(STATED PROBLEM) Gather the lines from the material that contain "sounds".

(SUPPLIED RECORDS)
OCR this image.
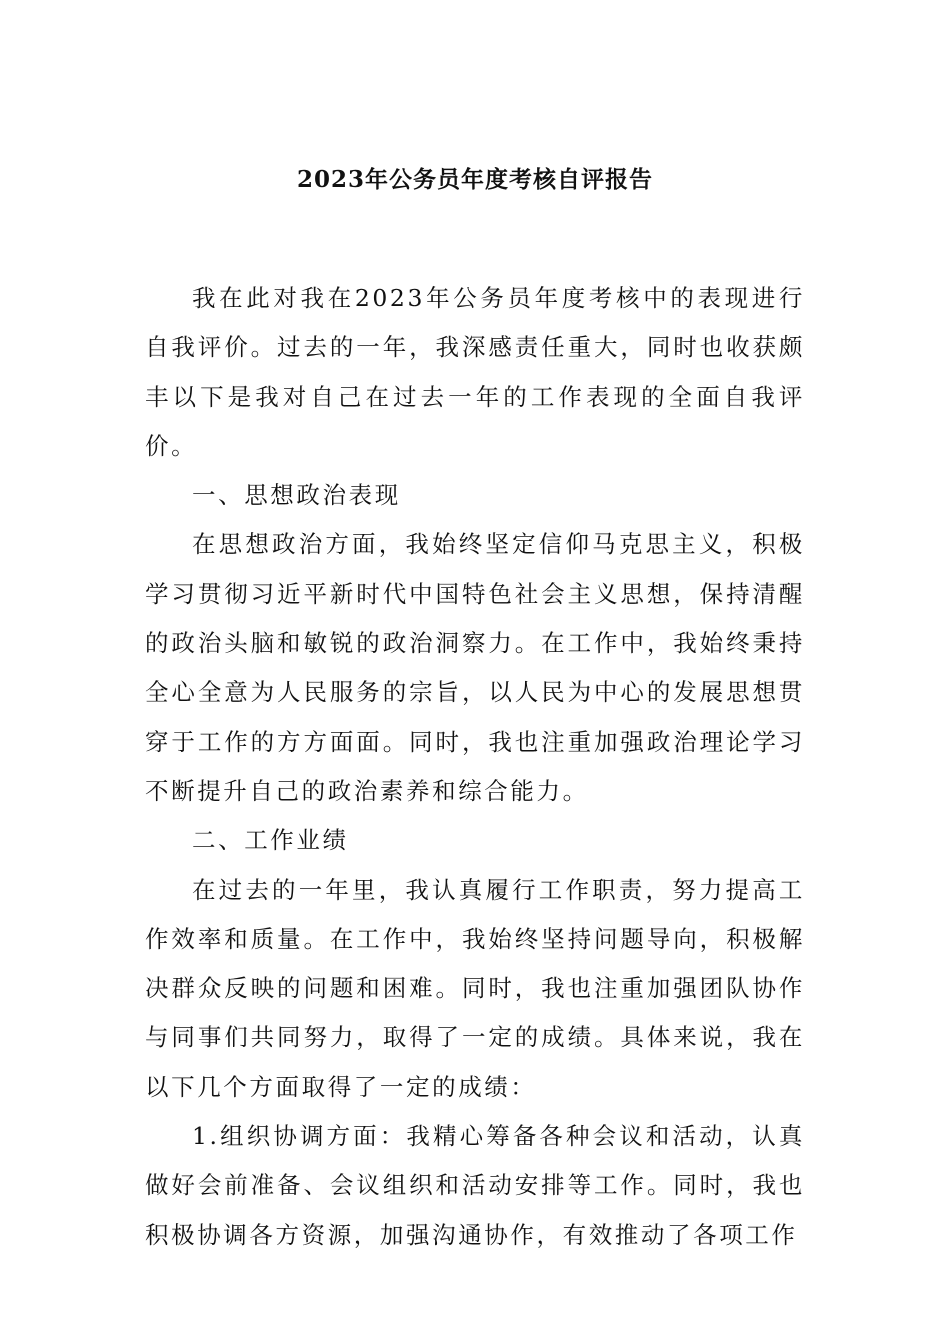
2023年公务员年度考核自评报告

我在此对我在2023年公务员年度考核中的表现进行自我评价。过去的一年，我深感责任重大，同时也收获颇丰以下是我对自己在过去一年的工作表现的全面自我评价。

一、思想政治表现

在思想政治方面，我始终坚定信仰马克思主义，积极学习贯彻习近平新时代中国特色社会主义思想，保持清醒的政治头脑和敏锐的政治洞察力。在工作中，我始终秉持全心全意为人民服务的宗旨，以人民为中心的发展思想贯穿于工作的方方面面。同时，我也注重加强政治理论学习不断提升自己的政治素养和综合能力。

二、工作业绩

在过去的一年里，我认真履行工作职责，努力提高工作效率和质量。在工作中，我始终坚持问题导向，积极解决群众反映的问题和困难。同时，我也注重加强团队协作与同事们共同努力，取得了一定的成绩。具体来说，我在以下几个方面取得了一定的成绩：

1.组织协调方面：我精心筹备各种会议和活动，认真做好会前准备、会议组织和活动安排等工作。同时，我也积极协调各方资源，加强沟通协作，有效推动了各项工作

==

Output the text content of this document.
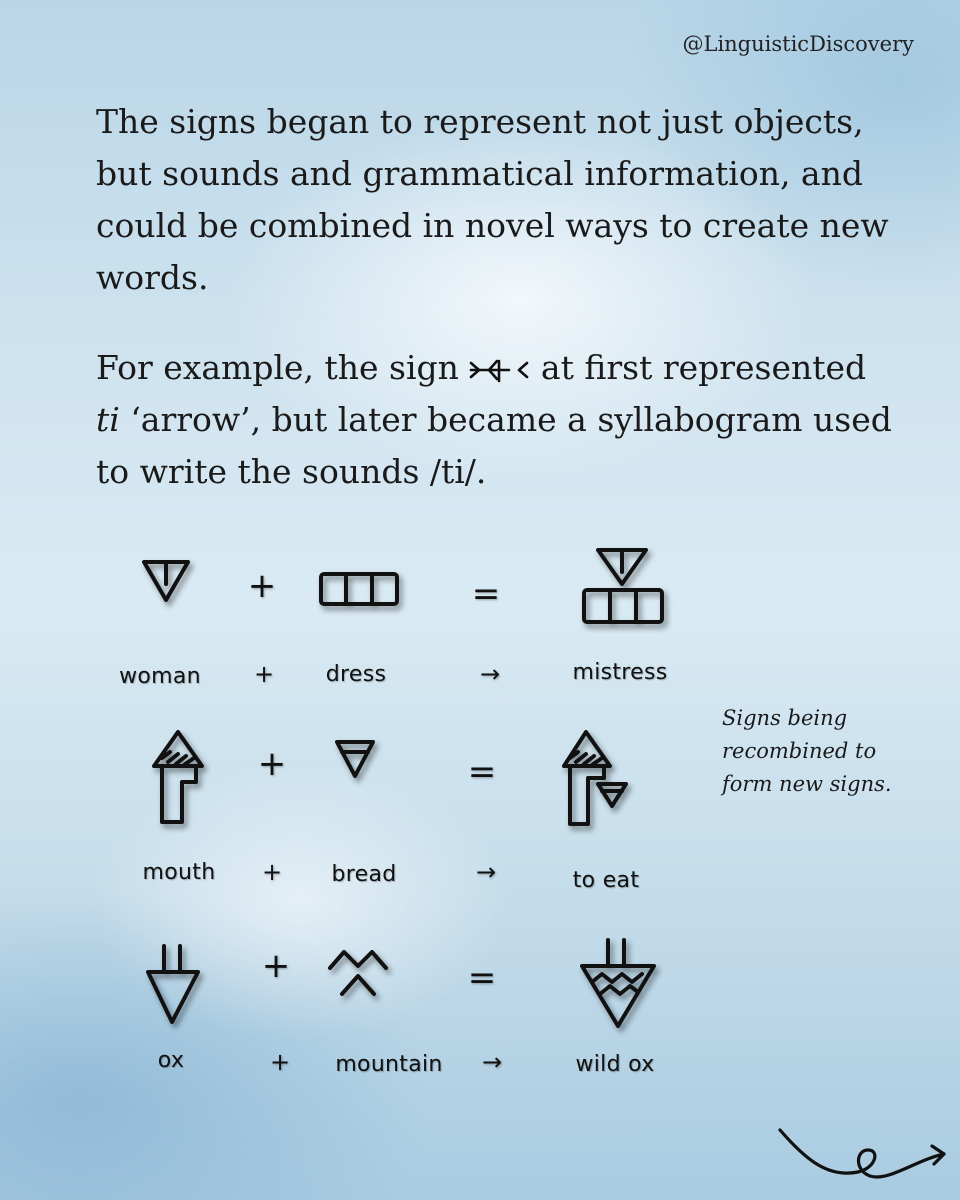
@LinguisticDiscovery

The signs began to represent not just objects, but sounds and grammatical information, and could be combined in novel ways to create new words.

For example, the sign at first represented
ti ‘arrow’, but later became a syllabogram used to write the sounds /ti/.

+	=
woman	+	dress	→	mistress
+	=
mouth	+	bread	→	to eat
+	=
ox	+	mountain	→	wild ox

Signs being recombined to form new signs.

(SOLUTION BELOW)
The signs began to represent not just objects, but sounds and grammatical information, and could be combined in novel ways to create new words.
ti ‘arrow’, but later became a syllabogram used to write the sounds /ti/.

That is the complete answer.